#### DATASET EXTRACT

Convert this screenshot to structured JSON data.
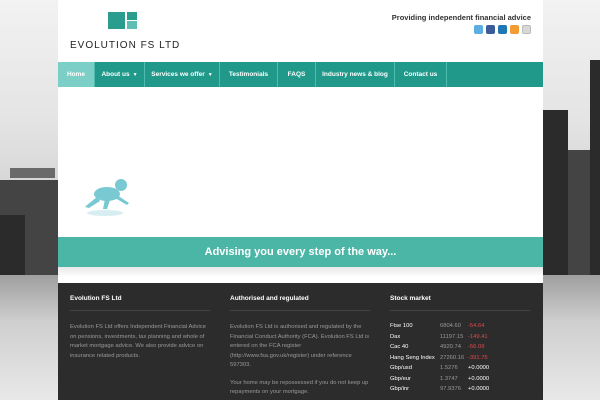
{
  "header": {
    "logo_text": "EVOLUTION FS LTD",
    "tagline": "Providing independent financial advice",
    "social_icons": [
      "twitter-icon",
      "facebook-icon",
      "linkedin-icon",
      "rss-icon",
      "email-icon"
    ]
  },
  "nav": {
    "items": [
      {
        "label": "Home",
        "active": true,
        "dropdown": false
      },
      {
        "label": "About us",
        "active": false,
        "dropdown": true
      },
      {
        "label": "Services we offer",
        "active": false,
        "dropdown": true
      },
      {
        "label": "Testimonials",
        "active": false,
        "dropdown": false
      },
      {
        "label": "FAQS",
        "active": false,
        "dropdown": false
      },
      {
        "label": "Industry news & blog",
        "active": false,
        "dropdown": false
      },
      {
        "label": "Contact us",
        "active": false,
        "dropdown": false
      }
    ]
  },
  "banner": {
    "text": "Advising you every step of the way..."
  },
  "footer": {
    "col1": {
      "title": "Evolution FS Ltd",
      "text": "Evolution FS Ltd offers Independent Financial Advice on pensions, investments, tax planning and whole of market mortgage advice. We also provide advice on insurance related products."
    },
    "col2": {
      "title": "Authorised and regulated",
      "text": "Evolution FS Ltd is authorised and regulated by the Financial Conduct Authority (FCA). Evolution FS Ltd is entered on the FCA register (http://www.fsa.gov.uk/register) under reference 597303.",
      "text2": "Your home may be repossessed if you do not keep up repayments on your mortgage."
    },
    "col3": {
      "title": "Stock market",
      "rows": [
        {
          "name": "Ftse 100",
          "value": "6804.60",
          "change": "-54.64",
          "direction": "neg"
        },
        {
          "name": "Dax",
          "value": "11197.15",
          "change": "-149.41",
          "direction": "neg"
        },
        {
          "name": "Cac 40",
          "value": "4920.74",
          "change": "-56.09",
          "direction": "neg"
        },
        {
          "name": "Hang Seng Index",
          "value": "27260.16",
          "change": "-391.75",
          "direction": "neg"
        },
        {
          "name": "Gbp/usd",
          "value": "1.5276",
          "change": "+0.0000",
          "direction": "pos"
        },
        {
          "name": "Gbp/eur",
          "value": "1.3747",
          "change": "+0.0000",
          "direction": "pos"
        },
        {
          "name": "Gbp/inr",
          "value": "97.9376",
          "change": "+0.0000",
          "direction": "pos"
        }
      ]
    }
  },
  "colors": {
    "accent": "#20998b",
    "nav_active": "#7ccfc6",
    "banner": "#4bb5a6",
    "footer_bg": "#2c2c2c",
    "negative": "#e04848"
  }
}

########

> GOAL OF THE EXERCISE
Which lines of the data include "market"? Copy each of them.

> CORRECT RESPONSE
      "text": "Evolution FS Ltd offers Independent Financial Advice on pensions, investments, tax planning and whole of market mortgage advice. We also provide advice on insurance related products."
      "title": "Stock market",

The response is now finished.